____ Material for this task

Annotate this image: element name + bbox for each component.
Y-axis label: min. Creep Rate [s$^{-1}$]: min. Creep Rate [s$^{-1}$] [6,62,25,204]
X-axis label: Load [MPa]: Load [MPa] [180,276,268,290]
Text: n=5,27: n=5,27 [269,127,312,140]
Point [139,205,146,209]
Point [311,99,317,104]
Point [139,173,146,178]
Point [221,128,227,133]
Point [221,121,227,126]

________

[Given task]
Reproduce every line of the material above word for word.

[Answer for the task]
Annotate this image: element name + bbox for each component.
Y-axis label: min. Creep Rate [s$^{-1}$]: min. Creep Rate [s$^{-1}$] [6,62,25,204]
X-axis label: Load [MPa]: Load [MPa] [180,276,268,290]
Text: n=5,27: n=5,27 [269,127,312,140]
Point [139,205,146,209]
Point [311,99,317,104]
Point [139,173,146,178]
Point [221,128,227,133]
Point [221,121,227,126]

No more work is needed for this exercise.